[EXERCISE DATA]

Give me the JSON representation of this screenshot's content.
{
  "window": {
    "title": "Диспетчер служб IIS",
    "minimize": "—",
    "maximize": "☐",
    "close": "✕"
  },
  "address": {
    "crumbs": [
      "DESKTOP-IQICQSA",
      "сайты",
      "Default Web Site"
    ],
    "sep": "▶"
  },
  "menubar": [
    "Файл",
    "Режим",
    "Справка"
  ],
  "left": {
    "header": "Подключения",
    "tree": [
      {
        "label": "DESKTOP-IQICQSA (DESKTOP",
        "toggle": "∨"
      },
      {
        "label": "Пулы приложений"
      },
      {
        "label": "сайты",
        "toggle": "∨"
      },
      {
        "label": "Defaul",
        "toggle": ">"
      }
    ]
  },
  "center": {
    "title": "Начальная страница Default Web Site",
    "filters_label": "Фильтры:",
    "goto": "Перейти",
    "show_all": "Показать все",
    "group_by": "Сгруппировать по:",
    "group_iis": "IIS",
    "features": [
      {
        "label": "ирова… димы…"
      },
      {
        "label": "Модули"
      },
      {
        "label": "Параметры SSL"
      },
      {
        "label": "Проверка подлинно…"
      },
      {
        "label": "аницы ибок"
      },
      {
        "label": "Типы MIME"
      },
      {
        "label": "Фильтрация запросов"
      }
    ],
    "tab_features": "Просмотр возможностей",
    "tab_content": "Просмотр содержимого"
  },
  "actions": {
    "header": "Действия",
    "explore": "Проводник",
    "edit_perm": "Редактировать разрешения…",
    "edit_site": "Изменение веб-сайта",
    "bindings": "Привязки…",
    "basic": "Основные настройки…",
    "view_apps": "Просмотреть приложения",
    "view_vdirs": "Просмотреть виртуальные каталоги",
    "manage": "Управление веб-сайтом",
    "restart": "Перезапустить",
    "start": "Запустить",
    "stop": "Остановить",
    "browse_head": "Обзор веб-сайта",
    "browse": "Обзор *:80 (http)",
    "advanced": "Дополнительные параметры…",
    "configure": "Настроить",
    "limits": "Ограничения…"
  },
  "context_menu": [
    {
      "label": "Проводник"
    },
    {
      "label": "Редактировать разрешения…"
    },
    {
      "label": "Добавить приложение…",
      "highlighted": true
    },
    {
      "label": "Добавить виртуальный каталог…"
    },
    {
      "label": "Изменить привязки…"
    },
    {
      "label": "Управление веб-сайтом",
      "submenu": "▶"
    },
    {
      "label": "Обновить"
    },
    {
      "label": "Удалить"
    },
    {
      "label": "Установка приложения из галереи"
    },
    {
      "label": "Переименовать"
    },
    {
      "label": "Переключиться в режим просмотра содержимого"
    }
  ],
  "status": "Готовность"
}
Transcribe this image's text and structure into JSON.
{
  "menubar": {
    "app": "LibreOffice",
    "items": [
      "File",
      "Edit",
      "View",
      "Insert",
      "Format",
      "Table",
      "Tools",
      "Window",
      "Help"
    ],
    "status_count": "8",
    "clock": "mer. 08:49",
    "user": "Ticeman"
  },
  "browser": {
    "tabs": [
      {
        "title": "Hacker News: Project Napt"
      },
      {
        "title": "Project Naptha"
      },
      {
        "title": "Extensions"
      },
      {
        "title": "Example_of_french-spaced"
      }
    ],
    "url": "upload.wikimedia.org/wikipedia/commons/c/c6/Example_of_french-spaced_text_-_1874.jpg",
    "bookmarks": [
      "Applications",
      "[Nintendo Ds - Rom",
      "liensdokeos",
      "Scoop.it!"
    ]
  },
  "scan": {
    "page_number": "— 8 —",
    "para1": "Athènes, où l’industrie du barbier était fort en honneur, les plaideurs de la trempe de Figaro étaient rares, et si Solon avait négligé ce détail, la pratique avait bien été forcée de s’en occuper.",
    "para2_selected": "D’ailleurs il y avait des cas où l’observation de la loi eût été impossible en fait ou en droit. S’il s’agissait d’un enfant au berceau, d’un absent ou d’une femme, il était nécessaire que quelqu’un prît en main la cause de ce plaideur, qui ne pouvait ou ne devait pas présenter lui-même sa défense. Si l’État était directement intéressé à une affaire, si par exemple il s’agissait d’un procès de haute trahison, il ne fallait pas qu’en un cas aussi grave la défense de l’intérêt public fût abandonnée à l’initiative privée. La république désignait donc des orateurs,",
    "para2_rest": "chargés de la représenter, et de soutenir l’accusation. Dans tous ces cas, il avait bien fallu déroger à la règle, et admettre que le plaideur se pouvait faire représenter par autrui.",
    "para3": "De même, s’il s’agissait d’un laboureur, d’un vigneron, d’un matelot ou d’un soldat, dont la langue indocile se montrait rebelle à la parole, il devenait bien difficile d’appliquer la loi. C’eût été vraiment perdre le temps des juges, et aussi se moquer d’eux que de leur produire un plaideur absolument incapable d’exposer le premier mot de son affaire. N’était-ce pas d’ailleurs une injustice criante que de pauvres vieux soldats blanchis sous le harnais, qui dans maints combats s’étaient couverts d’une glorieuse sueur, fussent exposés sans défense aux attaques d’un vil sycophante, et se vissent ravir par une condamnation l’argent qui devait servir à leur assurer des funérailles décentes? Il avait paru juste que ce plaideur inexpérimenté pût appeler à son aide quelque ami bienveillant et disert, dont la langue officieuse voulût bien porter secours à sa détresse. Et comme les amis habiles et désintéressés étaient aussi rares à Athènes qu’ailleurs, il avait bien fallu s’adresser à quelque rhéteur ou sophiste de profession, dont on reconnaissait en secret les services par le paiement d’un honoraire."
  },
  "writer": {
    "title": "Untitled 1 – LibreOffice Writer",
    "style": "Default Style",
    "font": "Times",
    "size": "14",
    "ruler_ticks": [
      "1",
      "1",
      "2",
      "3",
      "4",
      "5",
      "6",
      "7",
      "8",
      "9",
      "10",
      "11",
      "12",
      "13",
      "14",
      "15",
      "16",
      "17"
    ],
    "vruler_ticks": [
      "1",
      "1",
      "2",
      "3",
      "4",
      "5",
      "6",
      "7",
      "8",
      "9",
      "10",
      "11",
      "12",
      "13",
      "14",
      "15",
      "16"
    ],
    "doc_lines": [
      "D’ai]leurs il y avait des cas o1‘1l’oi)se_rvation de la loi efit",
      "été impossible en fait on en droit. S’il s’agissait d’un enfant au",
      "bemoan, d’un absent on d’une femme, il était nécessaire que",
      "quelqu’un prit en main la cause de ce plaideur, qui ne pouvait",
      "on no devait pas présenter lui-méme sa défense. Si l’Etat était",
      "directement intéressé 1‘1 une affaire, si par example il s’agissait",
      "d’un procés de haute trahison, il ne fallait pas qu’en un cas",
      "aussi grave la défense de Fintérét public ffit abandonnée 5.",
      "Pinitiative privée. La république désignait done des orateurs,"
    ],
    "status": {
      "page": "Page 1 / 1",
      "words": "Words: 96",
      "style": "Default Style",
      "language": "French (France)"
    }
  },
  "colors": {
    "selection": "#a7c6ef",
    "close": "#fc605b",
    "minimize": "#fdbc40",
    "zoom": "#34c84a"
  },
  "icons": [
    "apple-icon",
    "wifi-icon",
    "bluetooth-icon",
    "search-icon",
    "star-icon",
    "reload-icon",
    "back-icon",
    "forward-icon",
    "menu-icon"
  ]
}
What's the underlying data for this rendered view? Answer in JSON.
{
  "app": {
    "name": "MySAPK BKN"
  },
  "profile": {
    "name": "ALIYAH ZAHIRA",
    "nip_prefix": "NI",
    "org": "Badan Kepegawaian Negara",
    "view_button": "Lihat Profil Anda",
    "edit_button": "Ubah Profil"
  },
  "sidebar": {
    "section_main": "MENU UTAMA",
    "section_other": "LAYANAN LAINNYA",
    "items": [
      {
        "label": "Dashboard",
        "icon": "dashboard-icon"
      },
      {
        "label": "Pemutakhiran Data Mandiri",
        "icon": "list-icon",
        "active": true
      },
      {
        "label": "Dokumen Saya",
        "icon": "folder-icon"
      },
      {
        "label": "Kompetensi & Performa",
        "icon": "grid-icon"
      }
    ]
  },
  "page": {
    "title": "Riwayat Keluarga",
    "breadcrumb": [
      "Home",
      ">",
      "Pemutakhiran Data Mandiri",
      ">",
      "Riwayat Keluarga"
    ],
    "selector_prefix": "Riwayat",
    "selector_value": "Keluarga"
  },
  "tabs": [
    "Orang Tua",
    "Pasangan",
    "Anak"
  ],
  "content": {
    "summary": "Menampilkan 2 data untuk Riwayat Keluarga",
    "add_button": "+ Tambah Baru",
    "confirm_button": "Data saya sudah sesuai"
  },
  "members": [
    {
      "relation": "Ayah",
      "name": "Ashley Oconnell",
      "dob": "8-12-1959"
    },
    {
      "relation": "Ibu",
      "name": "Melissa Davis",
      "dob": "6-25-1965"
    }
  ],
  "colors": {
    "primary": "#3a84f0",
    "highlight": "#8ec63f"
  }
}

[WHAT YOU HAVE TO DO]
Return all lines with the word "Project" in them.

[OUTPUT]
        "title": "Hacker News: Project Napt"
        "title": "Project Naptha"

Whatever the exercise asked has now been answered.